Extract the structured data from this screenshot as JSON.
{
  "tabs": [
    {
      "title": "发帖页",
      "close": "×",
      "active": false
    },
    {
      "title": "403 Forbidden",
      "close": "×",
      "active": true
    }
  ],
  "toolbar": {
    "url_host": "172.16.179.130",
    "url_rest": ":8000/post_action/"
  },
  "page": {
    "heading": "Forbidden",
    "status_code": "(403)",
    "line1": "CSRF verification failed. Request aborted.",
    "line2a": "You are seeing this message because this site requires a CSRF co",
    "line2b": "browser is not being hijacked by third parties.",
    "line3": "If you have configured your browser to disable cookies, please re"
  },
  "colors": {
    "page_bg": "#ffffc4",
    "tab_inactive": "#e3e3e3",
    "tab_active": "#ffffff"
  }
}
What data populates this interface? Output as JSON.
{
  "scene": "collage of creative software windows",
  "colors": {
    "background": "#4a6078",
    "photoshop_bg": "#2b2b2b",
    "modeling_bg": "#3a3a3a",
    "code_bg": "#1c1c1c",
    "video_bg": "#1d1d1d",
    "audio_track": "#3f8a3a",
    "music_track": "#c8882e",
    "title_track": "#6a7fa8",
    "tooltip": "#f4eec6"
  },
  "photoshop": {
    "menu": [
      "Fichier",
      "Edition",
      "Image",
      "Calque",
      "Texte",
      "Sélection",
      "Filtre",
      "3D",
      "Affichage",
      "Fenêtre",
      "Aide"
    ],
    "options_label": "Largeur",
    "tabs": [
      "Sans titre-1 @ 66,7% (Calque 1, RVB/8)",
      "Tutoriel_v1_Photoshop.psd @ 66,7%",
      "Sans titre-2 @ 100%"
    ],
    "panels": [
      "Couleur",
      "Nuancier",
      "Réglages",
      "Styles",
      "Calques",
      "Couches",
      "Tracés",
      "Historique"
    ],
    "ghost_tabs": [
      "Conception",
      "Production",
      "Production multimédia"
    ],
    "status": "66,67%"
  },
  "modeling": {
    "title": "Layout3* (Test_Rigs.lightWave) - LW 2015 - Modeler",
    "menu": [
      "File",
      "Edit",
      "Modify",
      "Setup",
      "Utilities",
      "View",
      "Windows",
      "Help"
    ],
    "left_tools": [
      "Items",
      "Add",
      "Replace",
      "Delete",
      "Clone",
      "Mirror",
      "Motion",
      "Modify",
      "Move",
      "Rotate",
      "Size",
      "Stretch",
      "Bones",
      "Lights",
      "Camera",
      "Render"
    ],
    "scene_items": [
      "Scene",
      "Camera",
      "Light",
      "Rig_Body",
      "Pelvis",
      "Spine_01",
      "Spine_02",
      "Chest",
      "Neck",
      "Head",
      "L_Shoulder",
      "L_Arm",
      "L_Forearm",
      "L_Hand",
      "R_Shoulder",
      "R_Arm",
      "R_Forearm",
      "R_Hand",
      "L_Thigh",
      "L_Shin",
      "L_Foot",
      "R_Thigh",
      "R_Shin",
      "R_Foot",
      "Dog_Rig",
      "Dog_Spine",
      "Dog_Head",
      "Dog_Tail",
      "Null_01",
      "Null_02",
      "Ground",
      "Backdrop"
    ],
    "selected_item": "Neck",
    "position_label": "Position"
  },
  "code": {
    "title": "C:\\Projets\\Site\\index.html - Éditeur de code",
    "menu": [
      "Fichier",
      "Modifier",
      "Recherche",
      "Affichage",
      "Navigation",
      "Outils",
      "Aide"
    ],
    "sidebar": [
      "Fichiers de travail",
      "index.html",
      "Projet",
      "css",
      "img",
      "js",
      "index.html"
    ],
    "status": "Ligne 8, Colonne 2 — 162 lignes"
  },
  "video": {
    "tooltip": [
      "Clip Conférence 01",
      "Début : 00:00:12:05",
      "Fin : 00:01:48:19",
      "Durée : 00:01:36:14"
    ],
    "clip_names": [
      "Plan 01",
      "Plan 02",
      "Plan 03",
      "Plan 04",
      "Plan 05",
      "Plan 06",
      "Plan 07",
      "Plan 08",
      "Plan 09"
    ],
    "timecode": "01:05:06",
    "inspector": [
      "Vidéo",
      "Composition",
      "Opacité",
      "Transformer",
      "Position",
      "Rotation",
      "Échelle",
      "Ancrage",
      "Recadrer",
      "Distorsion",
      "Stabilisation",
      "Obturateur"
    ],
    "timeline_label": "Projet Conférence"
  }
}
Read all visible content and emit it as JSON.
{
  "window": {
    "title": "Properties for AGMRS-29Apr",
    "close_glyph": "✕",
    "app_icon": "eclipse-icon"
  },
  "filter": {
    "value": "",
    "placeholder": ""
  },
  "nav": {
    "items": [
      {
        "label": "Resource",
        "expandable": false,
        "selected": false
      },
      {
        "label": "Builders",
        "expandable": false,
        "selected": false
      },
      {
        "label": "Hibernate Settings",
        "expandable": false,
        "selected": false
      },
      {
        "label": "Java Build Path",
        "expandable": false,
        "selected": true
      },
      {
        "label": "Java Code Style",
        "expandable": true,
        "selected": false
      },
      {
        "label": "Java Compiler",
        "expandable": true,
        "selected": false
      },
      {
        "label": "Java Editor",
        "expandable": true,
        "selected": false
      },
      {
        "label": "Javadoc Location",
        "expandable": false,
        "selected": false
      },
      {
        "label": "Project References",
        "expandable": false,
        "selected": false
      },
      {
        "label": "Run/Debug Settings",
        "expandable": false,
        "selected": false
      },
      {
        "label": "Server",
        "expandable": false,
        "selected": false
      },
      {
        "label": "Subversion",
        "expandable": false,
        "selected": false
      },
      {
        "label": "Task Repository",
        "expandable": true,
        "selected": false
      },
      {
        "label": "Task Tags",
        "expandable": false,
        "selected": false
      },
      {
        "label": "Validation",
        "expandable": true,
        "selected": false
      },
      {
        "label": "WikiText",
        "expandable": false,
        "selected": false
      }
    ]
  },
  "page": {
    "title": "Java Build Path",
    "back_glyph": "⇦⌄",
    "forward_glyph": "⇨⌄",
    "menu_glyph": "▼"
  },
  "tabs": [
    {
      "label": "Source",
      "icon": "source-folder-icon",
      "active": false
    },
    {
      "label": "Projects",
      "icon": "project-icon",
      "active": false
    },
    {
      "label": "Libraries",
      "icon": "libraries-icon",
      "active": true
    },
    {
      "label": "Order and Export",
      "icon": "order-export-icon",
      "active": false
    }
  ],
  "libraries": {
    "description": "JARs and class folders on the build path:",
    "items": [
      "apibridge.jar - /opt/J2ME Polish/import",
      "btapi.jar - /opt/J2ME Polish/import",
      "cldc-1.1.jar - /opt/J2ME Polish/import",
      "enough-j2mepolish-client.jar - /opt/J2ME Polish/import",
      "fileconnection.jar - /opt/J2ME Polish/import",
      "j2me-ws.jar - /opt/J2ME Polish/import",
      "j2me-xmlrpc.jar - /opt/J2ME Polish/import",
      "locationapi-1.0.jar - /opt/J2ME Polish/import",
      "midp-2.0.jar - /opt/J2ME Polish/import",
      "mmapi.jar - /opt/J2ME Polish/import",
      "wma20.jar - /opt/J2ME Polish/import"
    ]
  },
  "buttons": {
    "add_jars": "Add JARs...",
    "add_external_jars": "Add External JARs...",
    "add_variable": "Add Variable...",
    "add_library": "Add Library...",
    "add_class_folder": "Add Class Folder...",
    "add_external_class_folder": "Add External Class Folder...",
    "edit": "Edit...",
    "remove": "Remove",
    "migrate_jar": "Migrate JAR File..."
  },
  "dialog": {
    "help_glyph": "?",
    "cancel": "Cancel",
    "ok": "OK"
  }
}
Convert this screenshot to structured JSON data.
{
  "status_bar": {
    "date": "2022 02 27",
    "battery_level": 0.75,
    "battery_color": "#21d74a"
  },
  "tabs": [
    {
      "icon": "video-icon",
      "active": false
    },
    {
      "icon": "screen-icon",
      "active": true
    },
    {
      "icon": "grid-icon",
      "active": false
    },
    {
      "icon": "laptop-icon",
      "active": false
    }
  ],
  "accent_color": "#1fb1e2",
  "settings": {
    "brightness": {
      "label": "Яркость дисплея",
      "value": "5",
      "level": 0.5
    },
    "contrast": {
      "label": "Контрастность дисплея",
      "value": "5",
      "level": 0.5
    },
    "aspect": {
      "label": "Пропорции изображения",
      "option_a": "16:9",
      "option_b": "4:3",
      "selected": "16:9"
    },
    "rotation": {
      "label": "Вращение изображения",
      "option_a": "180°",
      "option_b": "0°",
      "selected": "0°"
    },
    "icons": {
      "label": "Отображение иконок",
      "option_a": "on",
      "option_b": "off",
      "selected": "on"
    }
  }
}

★ ★ ★ ★

WHAT TO PRODUCE → Gather and copy every line of the data in which the string "structured" is found.

ANSWER FOR THIS EXERCISE →
Extract the structured data from this screenshot as JSON.
Convert this screenshot to structured JSON data.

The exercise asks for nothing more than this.